■ **REQUIRED WORK**
Copy out the records precisely, omitting pictures.

■ **WORKING DATA**
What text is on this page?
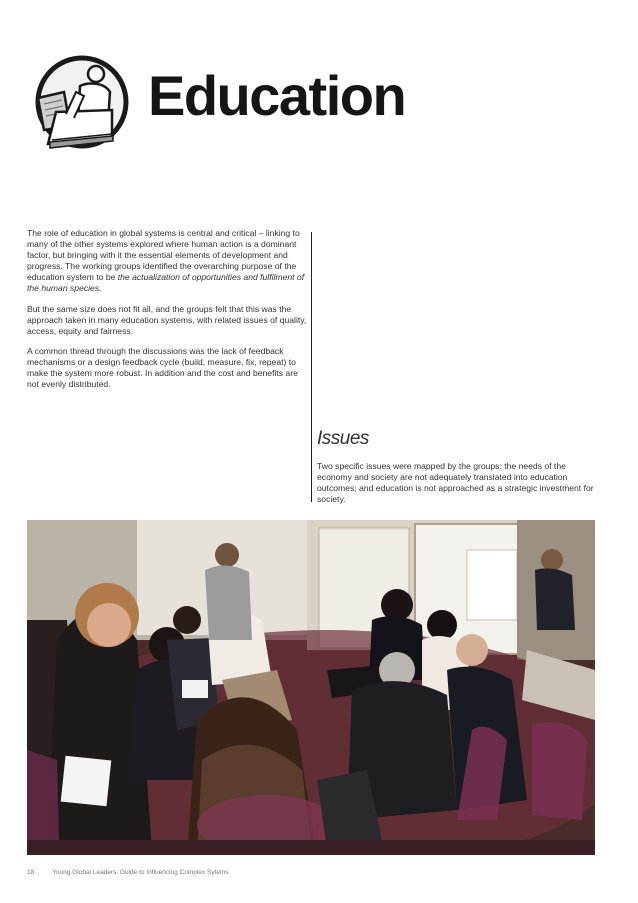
Education

The role of education in global systems is central and critical – linking to many of the other systems explored where human action is a dominant factor, but bringing with it the essential elements of development and progress. The working groups identified the overarching purpose of the education system to be the actualization of opportunities and fulfilment of the human species.

But the same size does not fit all, and the groups felt that this was the approach taken in many education systems, with related issues of quality, access, equity and fairness.

A common thread through the discussions was the lack of feedback mechanisms or a design feedback cycle (build, measure, fix, repeat) to make the system more robust. In addition and the cost and benefits are not evenly distributed.

Issues

Two specific issues were mapped by the groups: the needs of the economy and society are not adequately translated into education outcomes; and education is not approached as a strategic investment for society.

18	Young Global Leaders: Guide to Influencing Complex Sytems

■ **SOLUTION FOR THIS PROBLEM**
What text is on this page?
Education

The role of education in global systems is central and critical – linking to many of the other systems explored where human action is a dominant factor, but bringing with it the essential elements of development and progress. The working groups identified the overarching purpose of the education system to be the actualization of opportunities and fulfilment of the human species.

But the same size does not fit all, and the groups felt that this was the approach taken in many education systems, with related issues of quality, access, equity and fairness.

A common thread through the discussions was the lack of feedback mechanisms or a design feedback cycle (build, measure, fix, repeat) to make the system more robust. In addition and the cost and benefits are not evenly distributed.

Issues

Two specific issues were mapped by the groups: the needs of the economy and society are not adequately translated into education outcomes; and education is not approached as a strategic investment for society.

18	Young Global Leaders: Guide to Influencing Complex Sytems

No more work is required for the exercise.